Each record needs to be echoed exactly; can you do that?

+ + + +

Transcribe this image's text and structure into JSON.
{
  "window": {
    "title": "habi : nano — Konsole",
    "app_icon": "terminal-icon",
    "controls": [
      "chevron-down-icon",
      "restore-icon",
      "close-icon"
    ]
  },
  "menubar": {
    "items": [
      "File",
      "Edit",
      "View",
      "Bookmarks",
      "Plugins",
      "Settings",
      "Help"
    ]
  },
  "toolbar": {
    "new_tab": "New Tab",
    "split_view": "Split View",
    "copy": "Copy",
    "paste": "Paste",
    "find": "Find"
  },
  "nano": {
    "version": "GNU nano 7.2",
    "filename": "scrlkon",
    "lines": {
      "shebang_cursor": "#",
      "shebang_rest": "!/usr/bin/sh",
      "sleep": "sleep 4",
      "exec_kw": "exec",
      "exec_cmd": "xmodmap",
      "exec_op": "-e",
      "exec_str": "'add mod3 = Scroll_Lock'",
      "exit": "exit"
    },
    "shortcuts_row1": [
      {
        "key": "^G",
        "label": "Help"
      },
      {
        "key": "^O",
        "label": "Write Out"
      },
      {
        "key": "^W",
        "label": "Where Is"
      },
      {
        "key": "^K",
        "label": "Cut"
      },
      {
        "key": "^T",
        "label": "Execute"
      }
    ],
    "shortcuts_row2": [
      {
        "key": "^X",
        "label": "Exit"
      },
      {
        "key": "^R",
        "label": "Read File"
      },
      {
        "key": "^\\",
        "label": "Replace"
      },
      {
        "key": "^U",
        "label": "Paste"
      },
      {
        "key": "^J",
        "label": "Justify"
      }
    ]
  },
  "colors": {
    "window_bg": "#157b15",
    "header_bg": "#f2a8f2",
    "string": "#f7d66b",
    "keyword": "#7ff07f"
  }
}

+ + + +

**Solution below**:
Transcribe this image's text and structure into JSON.
{
  "window": {
    "title": "habi : nano — Konsole",
    "app_icon": "terminal-icon",
    "controls": [
      "chevron-down-icon",
      "restore-icon",
      "close-icon"
    ]
  },
  "menubar": {
    "items": [
      "File",
      "Edit",
      "View",
      "Bookmarks",
      "Plugins",
      "Settings",
      "Help"
    ]
  },
  "toolbar": {
    "new_tab": "New Tab",
    "split_view": "Split View",
    "copy": "Copy",
    "paste": "Paste",
    "find": "Find"
  },
  "nano": {
    "version": "GNU nano 7.2",
    "filename": "scrlkon",
    "lines": {
      "shebang_cursor": "#",
      "shebang_rest": "!/usr/bin/sh",
      "sleep": "sleep 4",
      "exec_kw": "exec",
      "exec_cmd": "xmodmap",
      "exec_op": "-e",
      "exec_str": "'add mod3 = Scroll_Lock'",
      "exit": "exit"
    },
    "shortcuts_row1": [
      {
        "key": "^G",
        "label": "Help"
      },
      {
        "key": "^O",
        "label": "Write Out"
      },
      {
        "key": "^W",
        "label": "Where Is"
      },
      {
        "key": "^K",
        "label": "Cut"
      },
      {
        "key": "^T",
        "label": "Execute"
      }
    ],
    "shortcuts_row2": [
      {
        "key": "^X",
        "label": "Exit"
      },
      {
        "key": "^R",
        "label": "Read File"
      },
      {
        "key": "^\\",
        "label": "Replace"
      },
      {
        "key": "^U",
        "label": "Paste"
      },
      {
        "key": "^J",
        "label": "Justify"
      }
    ]
  },
  "colors": {
    "window_bg": "#157b15",
    "header_bg": "#f2a8f2",
    "string": "#f7d66b",
    "keyword": "#7ff07f"
  }
}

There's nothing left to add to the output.